AIM -> Return all of the data exactly, with nothing left out but the pictures.

SOURCE RECORDS ->
════════

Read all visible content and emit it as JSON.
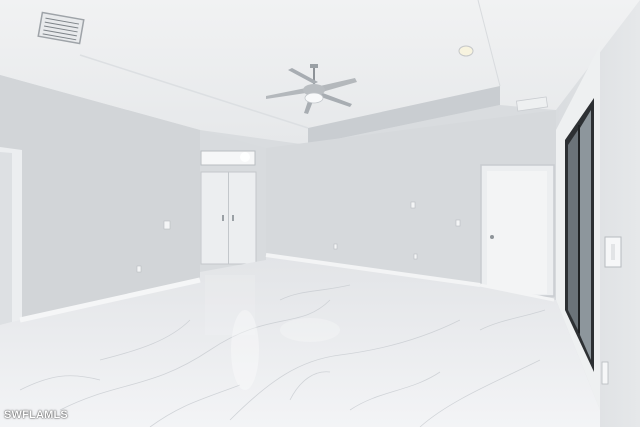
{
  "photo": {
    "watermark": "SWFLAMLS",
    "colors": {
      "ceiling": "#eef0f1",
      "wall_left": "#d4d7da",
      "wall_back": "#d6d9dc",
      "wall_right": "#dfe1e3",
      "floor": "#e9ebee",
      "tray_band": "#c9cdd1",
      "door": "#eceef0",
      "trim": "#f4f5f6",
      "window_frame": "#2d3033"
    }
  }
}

════════

OUTPUT BELOW ->
Read all visible content and emit it as JSON.
{
  "photo": {
    "watermark": "SWFLAMLS",
    "colors": {
      "ceiling": "#eef0f1",
      "wall_left": "#d4d7da",
      "wall_back": "#d6d9dc",
      "wall_right": "#dfe1e3",
      "floor": "#e9ebee",
      "tray_band": "#c9cdd1",
      "door": "#eceef0",
      "trim": "#f4f5f6",
      "window_frame": "#2d3033"
    }
  }
}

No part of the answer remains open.